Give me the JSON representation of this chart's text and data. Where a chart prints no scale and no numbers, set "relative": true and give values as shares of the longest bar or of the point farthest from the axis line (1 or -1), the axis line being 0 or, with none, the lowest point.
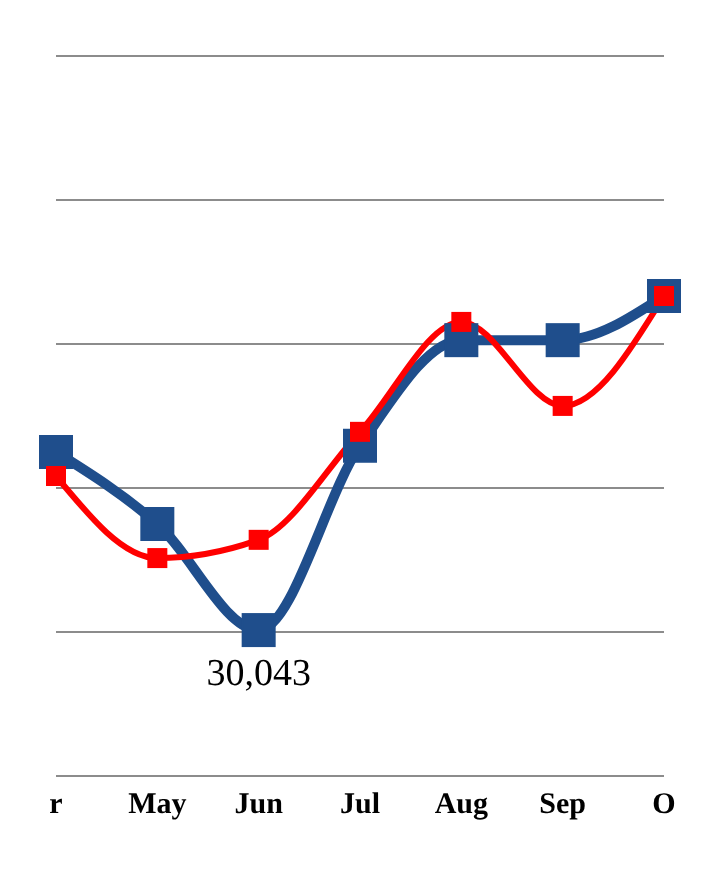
{
  "chart_data": {
    "type": "line",
    "relative": true,
    "categories": [
      "r",
      "May",
      "Jun",
      "Jul",
      "Aug",
      "Sep",
      "O"
    ],
    "series": [
      {
        "color": "#1f4e8c",
        "values": [
          0.675,
          0.525,
          0.304,
          0.688,
          0.908,
          0.908,
          1.0
        ]
      },
      {
        "color": "#ff0000",
        "values": [
          0.625,
          0.454,
          0.492,
          0.717,
          0.946,
          0.771,
          1.0
        ]
      }
    ],
    "annotations": [
      {
        "text": "30,043",
        "x": "Jun",
        "y": 0.304
      }
    ],
    "grid": "y",
    "marker": "square",
    "line_style": "solid"
  }
}
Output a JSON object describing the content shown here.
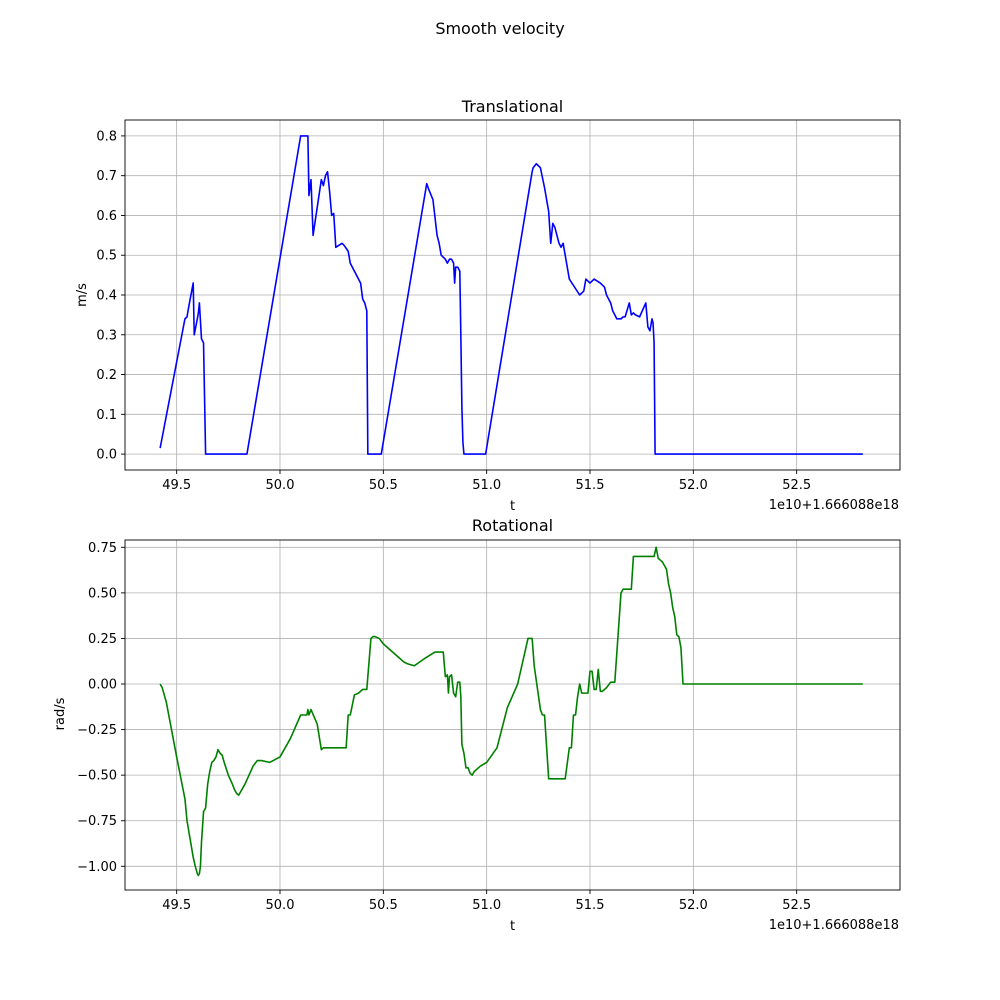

....

Given exercise: Repeat all of the records verbatim, leaving out the pictures.

Response to this task:
Give me the JSON representation of this chart's text and data. Where a chart prints no scale and no numbers, set "relative": true and give values as shares of the longest bar or of the point farthest from the axis line (1 or -1), the axis line being 0 or, with none, the lowest point.
{
  "chart_data": {
    "type": "line",
    "relative": true,
    "categories": [
      "r",
      "May",
      "Jun",
      "Jul",
      "Aug",
      "Sep",
      "O"
    ],
    "series": [
      {
        "color": "#1f4e8c",
        "values": [
          0.675,
          0.525,
          0.304,
          0.688,
          0.908,
          0.908,
          1.0
        ]
      },
      {
        "color": "#ff0000",
        "values": [
          0.625,
          0.454,
          0.492,
          0.717,
          0.946,
          0.771,
          1.0
        ]
      }
    ],
    "annotations": [
      {
        "text": "30,043",
        "x": "Jun",
        "y": 0.304
      }
    ],
    "grid": "y",
    "marker": "square",
    "line_style": "solid"
  }
}
Output a JSON object describing the content shown here.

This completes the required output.